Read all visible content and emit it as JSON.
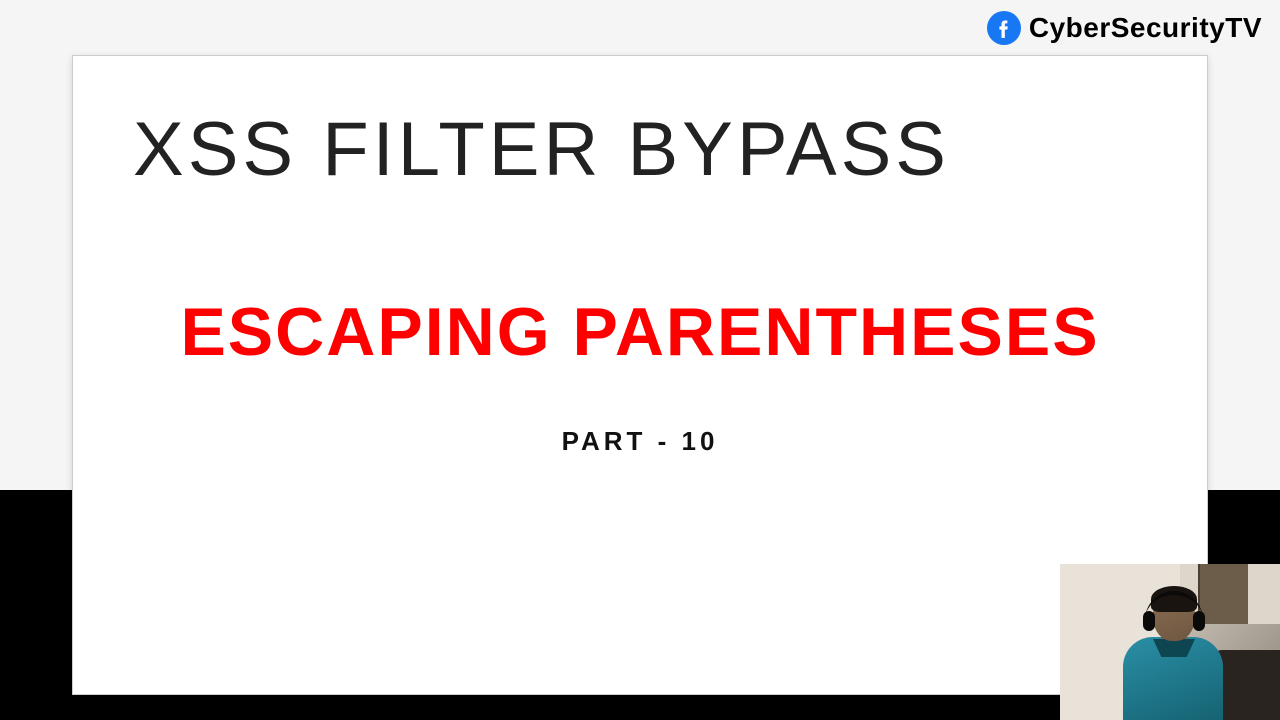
{
  "header": {
    "brand": "CyberSecurityTV",
    "icon": "facebook-icon"
  },
  "slide": {
    "title": "XSS FILTER BYPASS",
    "subtitle": "ESCAPING PARENTHESES",
    "part": "PART - 10"
  },
  "colors": {
    "accent_red": "#ff0000",
    "fb_blue": "#1877f2"
  }
}
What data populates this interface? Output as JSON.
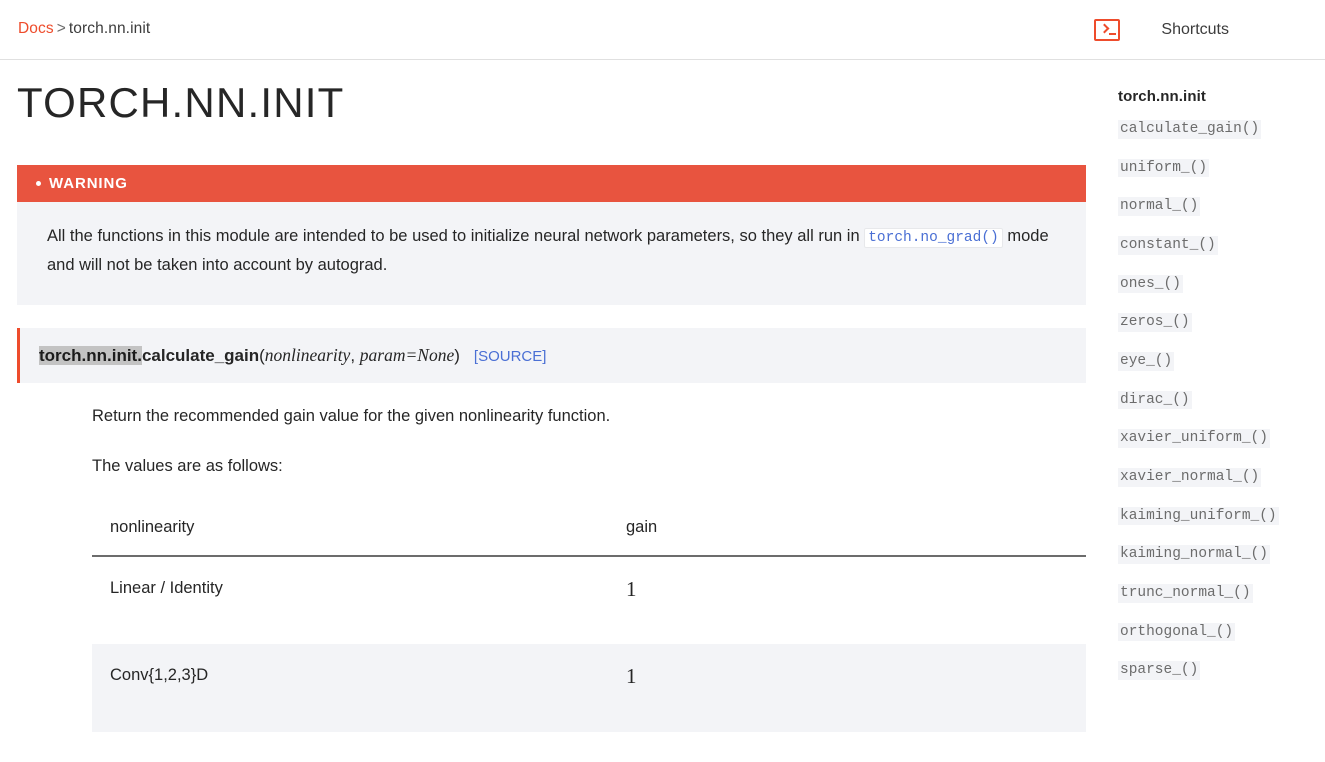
{
  "theme": {
    "accent": "#ee4c2c",
    "warning_bg": "#e8543f",
    "panel_bg": "#f3f4f7",
    "link_blue": "#4a6fd4",
    "text": "#262626"
  },
  "header": {
    "breadcrumb": {
      "root_label": "Docs",
      "separator": ">",
      "current_label": "torch.nn.init"
    },
    "shortcuts_label": "Shortcuts",
    "terminal_icon_name": "terminal-icon"
  },
  "page": {
    "title": "TORCH.NN.INIT"
  },
  "warning": {
    "title": "WARNING",
    "text_before_code": "All the functions in this module are intended to be used to initialize neural network parameters, so they all run in",
    "code": "torch.no_grad()",
    "text_after_code": "mode and will not be taken into account by autograd."
  },
  "signature": {
    "prefix": "torch.nn.init.",
    "name": "calculate_gain",
    "open_paren": "(",
    "param1": "nonlinearity",
    "comma": ", ",
    "param2": "param=None",
    "close_paren": ")",
    "source_link": "[SOURCE]"
  },
  "description": {
    "line1": "Return the recommended gain value for the given nonlinearity function.",
    "line2": "The values are as follows:"
  },
  "gain_table": {
    "columns": [
      "nonlinearity",
      "gain"
    ],
    "rows": [
      {
        "nonlinearity": "Linear / Identity",
        "gain": "1"
      },
      {
        "nonlinearity": "Conv{1,2,3}D",
        "gain": "1"
      }
    ]
  },
  "rightbar": {
    "title": "torch.nn.init",
    "items": [
      {
        "label": "calculate_gain()"
      },
      {
        "label": "uniform_()"
      },
      {
        "label": "normal_()"
      },
      {
        "label": "constant_()"
      },
      {
        "label": "ones_()"
      },
      {
        "label": "zeros_()"
      },
      {
        "label": "eye_()"
      },
      {
        "label": "dirac_()"
      },
      {
        "label": "xavier_uniform_()"
      },
      {
        "label": "xavier_normal_()"
      },
      {
        "label": "kaiming_uniform_()"
      },
      {
        "label": "kaiming_normal_()"
      },
      {
        "label": "trunc_normal_()"
      },
      {
        "label": "orthogonal_()"
      },
      {
        "label": "sparse_()"
      }
    ]
  }
}
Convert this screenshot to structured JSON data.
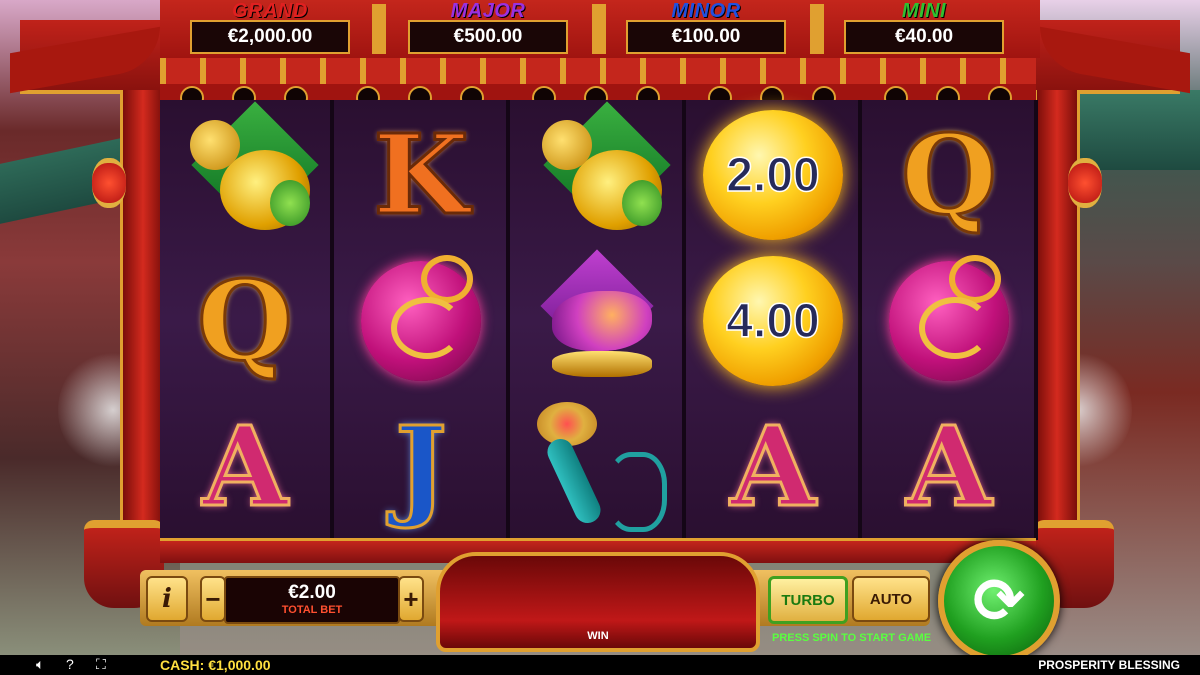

Task to complete: Copy each line of the listing that contains the string "nonlinearity".

The answer:
    "param1": "nonlinearity",
    "line1": "Return the recommended gain value for the given nonlinearity function.",
      "nonlinearity",
        "nonlinearity": "Linear / Identity",
        "nonlinearity": "Conv{1,2,3}D",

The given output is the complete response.